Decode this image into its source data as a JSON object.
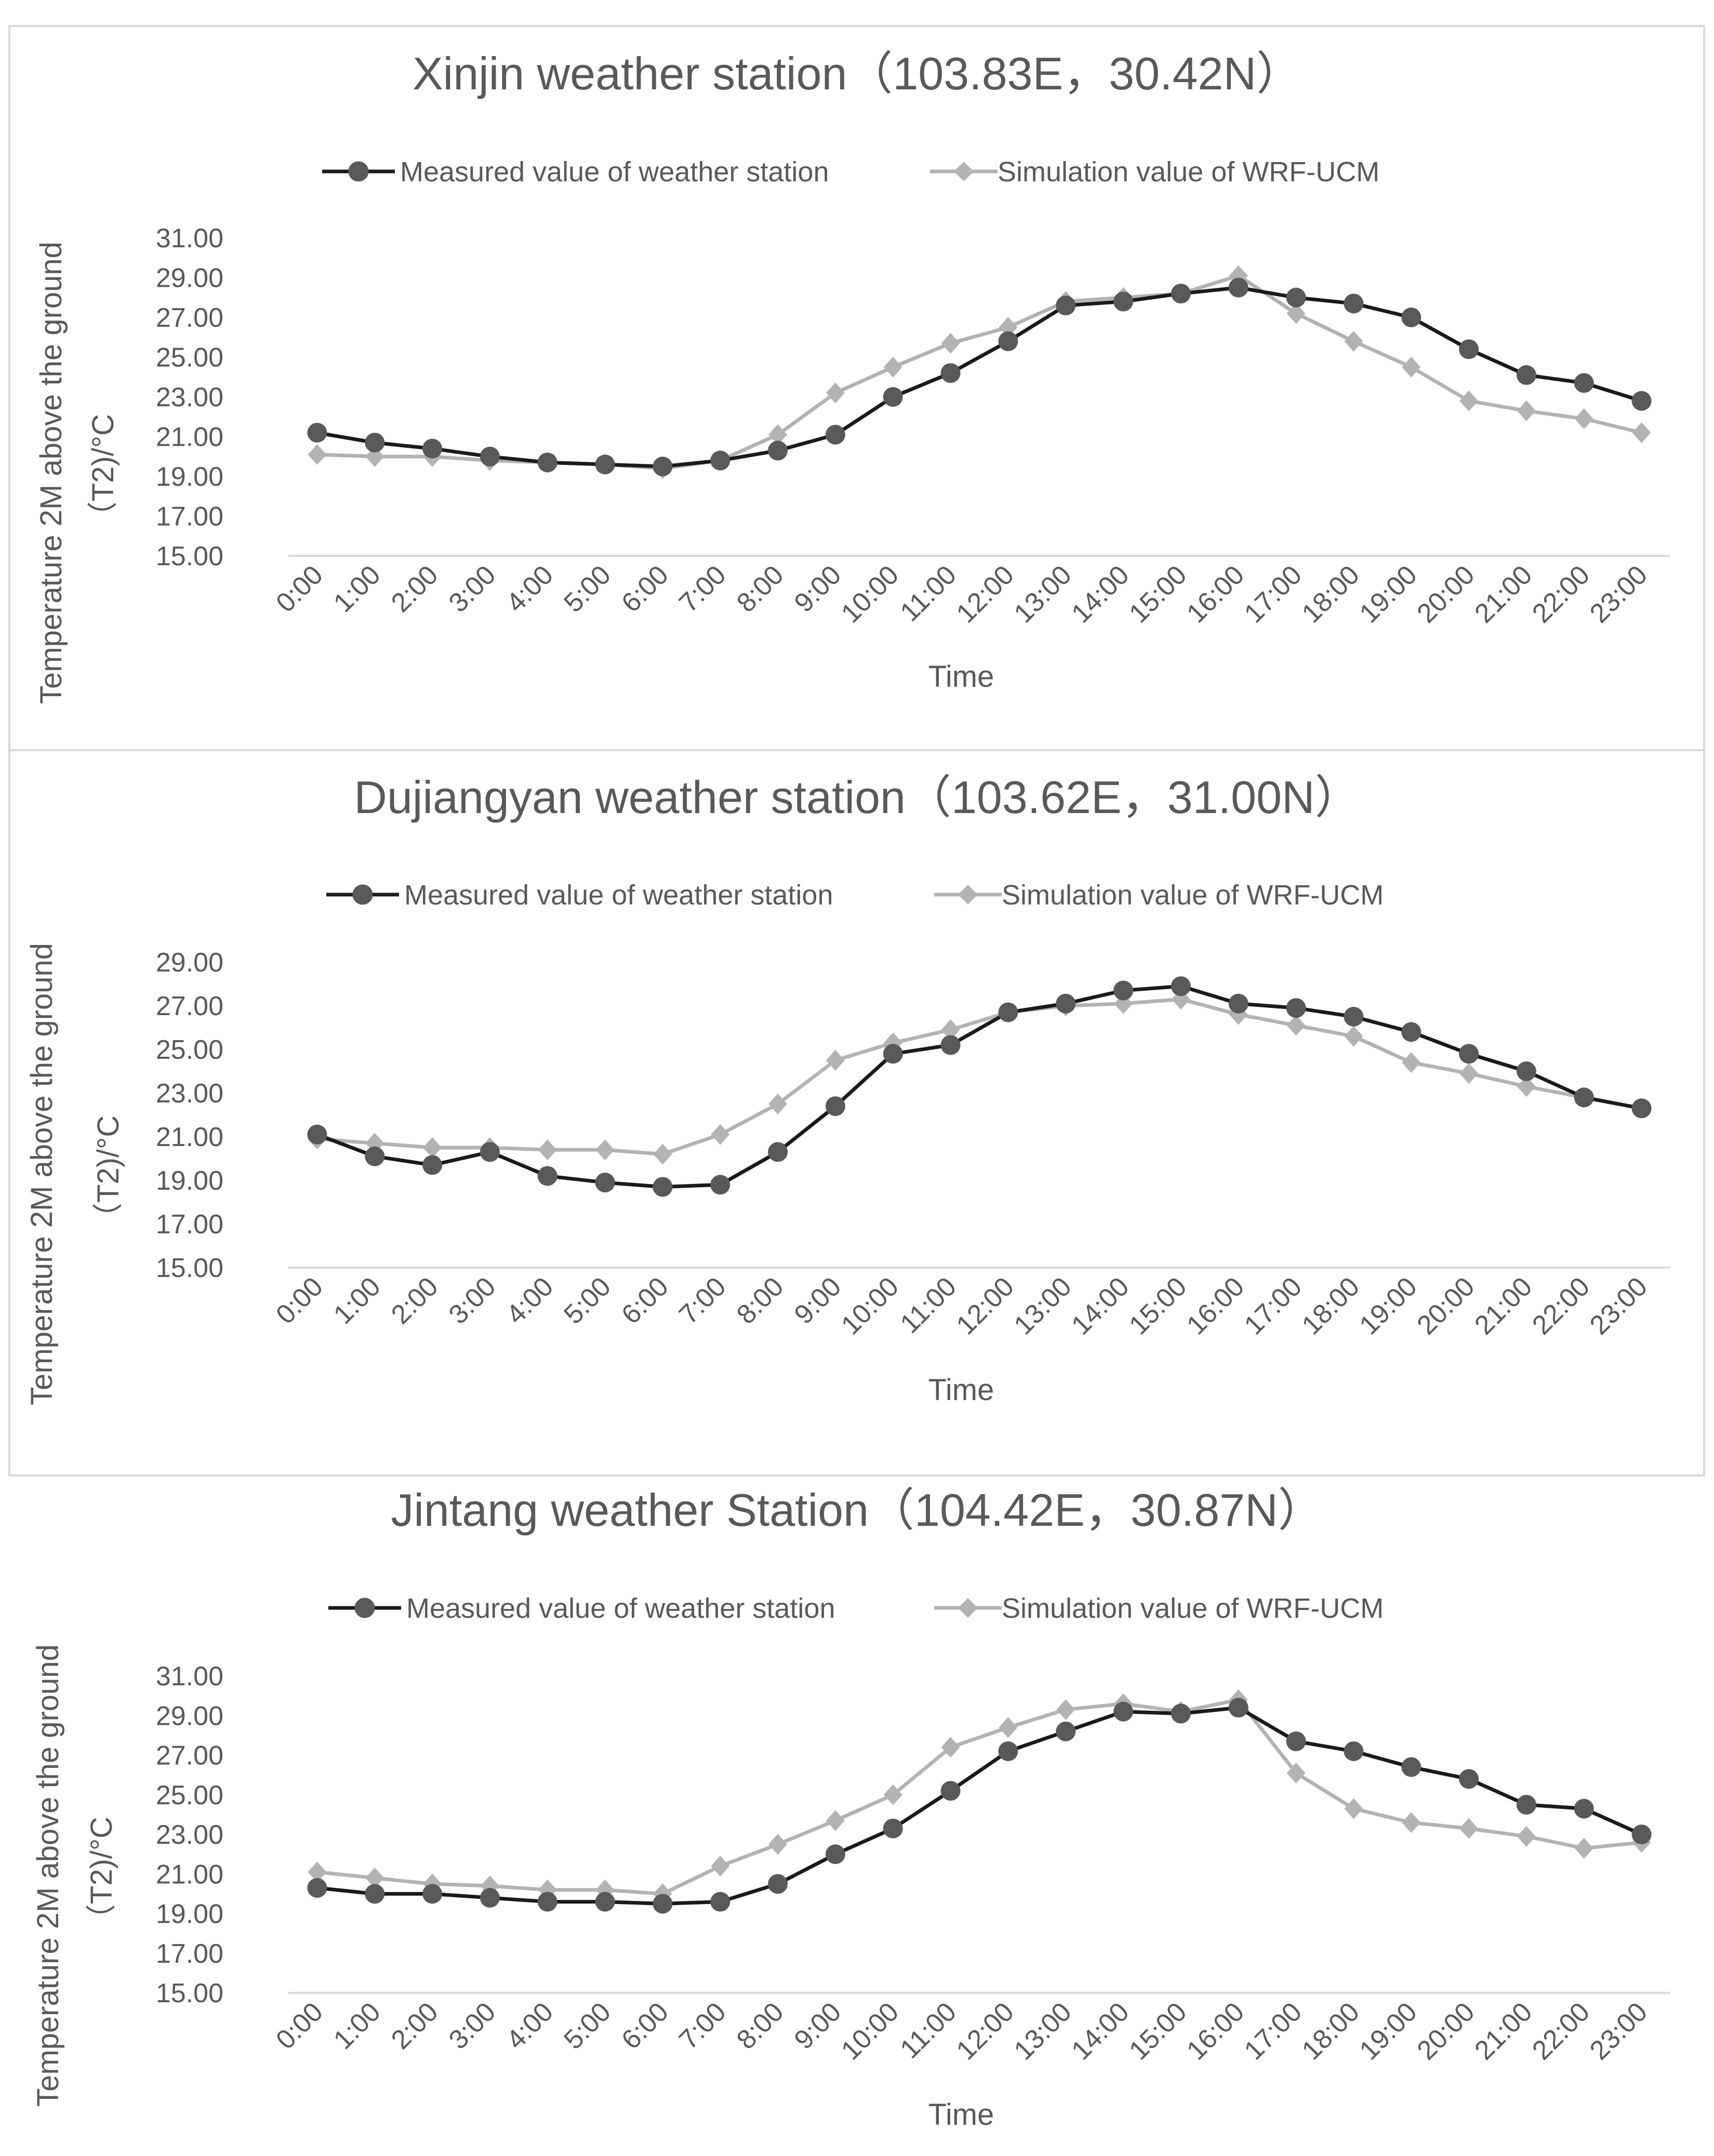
{
  "colors": {
    "measured": "#1a1a1a",
    "measured_marker": "#595959",
    "simulated": "#b3b3b3",
    "text": "#595959",
    "axis": "#d9d9d9"
  },
  "chart_data": [
    {
      "type": "line",
      "title": "Xinjin weather station（103.83E，30.42N）",
      "xlabel": "Time",
      "ylabel_line1": "Temperature 2M above the ground",
      "ylabel_line2": "（T2)/°C",
      "ylim": [
        15,
        31
      ],
      "yticks": [
        "15.00",
        "17.00",
        "19.00",
        "21.00",
        "23.00",
        "25.00",
        "27.00",
        "29.00",
        "31.00"
      ],
      "categories": [
        "0:00",
        "1:00",
        "2:00",
        "3:00",
        "4:00",
        "5:00",
        "6:00",
        "7:00",
        "8:00",
        "9:00",
        "10:00",
        "11:00",
        "12:00",
        "13:00",
        "14:00",
        "15:00",
        "16:00",
        "17:00",
        "18:00",
        "19:00",
        "20:00",
        "21:00",
        "22:00",
        "23:00"
      ],
      "series": [
        {
          "name": "Measured value of weather station",
          "marker": "circle",
          "values": [
            21.2,
            20.7,
            20.4,
            20.0,
            19.7,
            19.6,
            19.5,
            19.8,
            20.3,
            21.1,
            23.0,
            24.2,
            25.8,
            27.6,
            27.8,
            28.2,
            28.5,
            28.0,
            27.7,
            27.0,
            25.4,
            24.1,
            23.7,
            22.8
          ]
        },
        {
          "name": "Simulation value of WRF-UCM",
          "marker": "diamond",
          "values": [
            20.1,
            20.0,
            20.0,
            19.8,
            19.7,
            19.6,
            19.4,
            19.8,
            21.1,
            23.2,
            24.5,
            25.7,
            26.5,
            27.8,
            28.0,
            28.2,
            29.1,
            27.2,
            25.8,
            24.5,
            22.8,
            22.3,
            21.9,
            21.2
          ]
        }
      ]
    },
    {
      "type": "line",
      "title": "Dujiangyan weather station（103.62E，31.00N）",
      "xlabel": "Time",
      "ylabel_line1": "Temperature 2M above the ground",
      "ylabel_line2": "（T2)/°C",
      "ylim": [
        15,
        29
      ],
      "yticks": [
        "15.00",
        "17.00",
        "19.00",
        "21.00",
        "23.00",
        "25.00",
        "27.00",
        "29.00"
      ],
      "categories": [
        "0:00",
        "1:00",
        "2:00",
        "3:00",
        "4:00",
        "5:00",
        "6:00",
        "7:00",
        "8:00",
        "9:00",
        "10:00",
        "11:00",
        "12:00",
        "13:00",
        "14:00",
        "15:00",
        "16:00",
        "17:00",
        "18:00",
        "19:00",
        "20:00",
        "21:00",
        "22:00",
        "23:00"
      ],
      "series": [
        {
          "name": "Measured value of weather station",
          "marker": "circle",
          "values": [
            21.1,
            20.1,
            19.7,
            20.3,
            19.2,
            18.9,
            18.7,
            18.8,
            20.3,
            22.4,
            24.8,
            25.2,
            26.7,
            27.1,
            27.7,
            27.9,
            27.1,
            26.9,
            26.5,
            25.8,
            24.8,
            24.0,
            22.8,
            22.3
          ]
        },
        {
          "name": "Simulation value of WRF-UCM",
          "marker": "diamond",
          "values": [
            20.9,
            20.7,
            20.5,
            20.5,
            20.4,
            20.4,
            20.2,
            21.1,
            22.5,
            24.5,
            25.3,
            25.9,
            26.7,
            27.0,
            27.1,
            27.3,
            26.6,
            26.1,
            25.6,
            24.4,
            23.9,
            23.3,
            22.8,
            22.3
          ]
        }
      ]
    },
    {
      "type": "line",
      "title": "Jintang weather Station（104.42E，30.87N）",
      "xlabel": "Time",
      "ylabel_line1": "Temperature 2M above the ground",
      "ylabel_line2": "（T2)/°C",
      "ylim": [
        15,
        31
      ],
      "yticks": [
        "15.00",
        "17.00",
        "19.00",
        "21.00",
        "23.00",
        "25.00",
        "27.00",
        "29.00",
        "31.00"
      ],
      "categories": [
        "0:00",
        "1:00",
        "2:00",
        "3:00",
        "4:00",
        "5:00",
        "6:00",
        "7:00",
        "8:00",
        "9:00",
        "10:00",
        "11:00",
        "12:00",
        "13:00",
        "14:00",
        "15:00",
        "16:00",
        "17:00",
        "18:00",
        "19:00",
        "20:00",
        "21:00",
        "22:00",
        "23:00"
      ],
      "series": [
        {
          "name": "Measured value of weather station",
          "marker": "circle",
          "values": [
            20.3,
            20.0,
            20.0,
            19.8,
            19.6,
            19.6,
            19.5,
            19.6,
            20.5,
            22.0,
            23.3,
            25.2,
            27.2,
            28.2,
            29.2,
            29.1,
            29.4,
            27.7,
            27.2,
            26.4,
            25.8,
            24.5,
            24.3,
            23.0
          ]
        },
        {
          "name": "Simulation value of WRF-UCM",
          "marker": "diamond",
          "values": [
            21.1,
            20.8,
            20.5,
            20.4,
            20.2,
            20.2,
            20.0,
            21.4,
            22.5,
            23.7,
            25.0,
            27.4,
            28.4,
            29.3,
            29.6,
            29.2,
            29.8,
            26.1,
            24.3,
            23.6,
            23.3,
            22.9,
            22.3,
            22.6
          ]
        }
      ]
    }
  ]
}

========================================================================

→ Prompt:
Retype the entries word for word. Omit any images.

→ Result:
Decode this image into its source data as a JSON object.
{
  "colors": {
    "measured": "#1a1a1a",
    "measured_marker": "#595959",
    "simulated": "#b3b3b3",
    "text": "#595959",
    "axis": "#d9d9d9"
  },
  "chart_data": [
    {
      "type": "line",
      "title": "Xinjin weather station（103.83E，30.42N）",
      "xlabel": "Time",
      "ylabel_line1": "Temperature 2M above the ground",
      "ylabel_line2": "（T2)/°C",
      "ylim": [
        15,
        31
      ],
      "yticks": [
        "15.00",
        "17.00",
        "19.00",
        "21.00",
        "23.00",
        "25.00",
        "27.00",
        "29.00",
        "31.00"
      ],
      "categories": [
        "0:00",
        "1:00",
        "2:00",
        "3:00",
        "4:00",
        "5:00",
        "6:00",
        "7:00",
        "8:00",
        "9:00",
        "10:00",
        "11:00",
        "12:00",
        "13:00",
        "14:00",
        "15:00",
        "16:00",
        "17:00",
        "18:00",
        "19:00",
        "20:00",
        "21:00",
        "22:00",
        "23:00"
      ],
      "series": [
        {
          "name": "Measured value of weather station",
          "marker": "circle",
          "values": [
            21.2,
            20.7,
            20.4,
            20.0,
            19.7,
            19.6,
            19.5,
            19.8,
            20.3,
            21.1,
            23.0,
            24.2,
            25.8,
            27.6,
            27.8,
            28.2,
            28.5,
            28.0,
            27.7,
            27.0,
            25.4,
            24.1,
            23.7,
            22.8
          ]
        },
        {
          "name": "Simulation value of WRF-UCM",
          "marker": "diamond",
          "values": [
            20.1,
            20.0,
            20.0,
            19.8,
            19.7,
            19.6,
            19.4,
            19.8,
            21.1,
            23.2,
            24.5,
            25.7,
            26.5,
            27.8,
            28.0,
            28.2,
            29.1,
            27.2,
            25.8,
            24.5,
            22.8,
            22.3,
            21.9,
            21.2
          ]
        }
      ]
    },
    {
      "type": "line",
      "title": "Dujiangyan weather station（103.62E，31.00N）",
      "xlabel": "Time",
      "ylabel_line1": "Temperature 2M above the ground",
      "ylabel_line2": "（T2)/°C",
      "ylim": [
        15,
        29
      ],
      "yticks": [
        "15.00",
        "17.00",
        "19.00",
        "21.00",
        "23.00",
        "25.00",
        "27.00",
        "29.00"
      ],
      "categories": [
        "0:00",
        "1:00",
        "2:00",
        "3:00",
        "4:00",
        "5:00",
        "6:00",
        "7:00",
        "8:00",
        "9:00",
        "10:00",
        "11:00",
        "12:00",
        "13:00",
        "14:00",
        "15:00",
        "16:00",
        "17:00",
        "18:00",
        "19:00",
        "20:00",
        "21:00",
        "22:00",
        "23:00"
      ],
      "series": [
        {
          "name": "Measured value of weather station",
          "marker": "circle",
          "values": [
            21.1,
            20.1,
            19.7,
            20.3,
            19.2,
            18.9,
            18.7,
            18.8,
            20.3,
            22.4,
            24.8,
            25.2,
            26.7,
            27.1,
            27.7,
            27.9,
            27.1,
            26.9,
            26.5,
            25.8,
            24.8,
            24.0,
            22.8,
            22.3
          ]
        },
        {
          "name": "Simulation value of WRF-UCM",
          "marker": "diamond",
          "values": [
            20.9,
            20.7,
            20.5,
            20.5,
            20.4,
            20.4,
            20.2,
            21.1,
            22.5,
            24.5,
            25.3,
            25.9,
            26.7,
            27.0,
            27.1,
            27.3,
            26.6,
            26.1,
            25.6,
            24.4,
            23.9,
            23.3,
            22.8,
            22.3
          ]
        }
      ]
    },
    {
      "type": "line",
      "title": "Jintang weather Station（104.42E，30.87N）",
      "xlabel": "Time",
      "ylabel_line1": "Temperature 2M above the ground",
      "ylabel_line2": "（T2)/°C",
      "ylim": [
        15,
        31
      ],
      "yticks": [
        "15.00",
        "17.00",
        "19.00",
        "21.00",
        "23.00",
        "25.00",
        "27.00",
        "29.00",
        "31.00"
      ],
      "categories": [
        "0:00",
        "1:00",
        "2:00",
        "3:00",
        "4:00",
        "5:00",
        "6:00",
        "7:00",
        "8:00",
        "9:00",
        "10:00",
        "11:00",
        "12:00",
        "13:00",
        "14:00",
        "15:00",
        "16:00",
        "17:00",
        "18:00",
        "19:00",
        "20:00",
        "21:00",
        "22:00",
        "23:00"
      ],
      "series": [
        {
          "name": "Measured value of weather station",
          "marker": "circle",
          "values": [
            20.3,
            20.0,
            20.0,
            19.8,
            19.6,
            19.6,
            19.5,
            19.6,
            20.5,
            22.0,
            23.3,
            25.2,
            27.2,
            28.2,
            29.2,
            29.1,
            29.4,
            27.7,
            27.2,
            26.4,
            25.8,
            24.5,
            24.3,
            23.0
          ]
        },
        {
          "name": "Simulation value of WRF-UCM",
          "marker": "diamond",
          "values": [
            21.1,
            20.8,
            20.5,
            20.4,
            20.2,
            20.2,
            20.0,
            21.4,
            22.5,
            23.7,
            25.0,
            27.4,
            28.4,
            29.3,
            29.6,
            29.2,
            29.8,
            26.1,
            24.3,
            23.6,
            23.3,
            22.9,
            22.3,
            22.6
          ]
        }
      ]
    }
  ]
}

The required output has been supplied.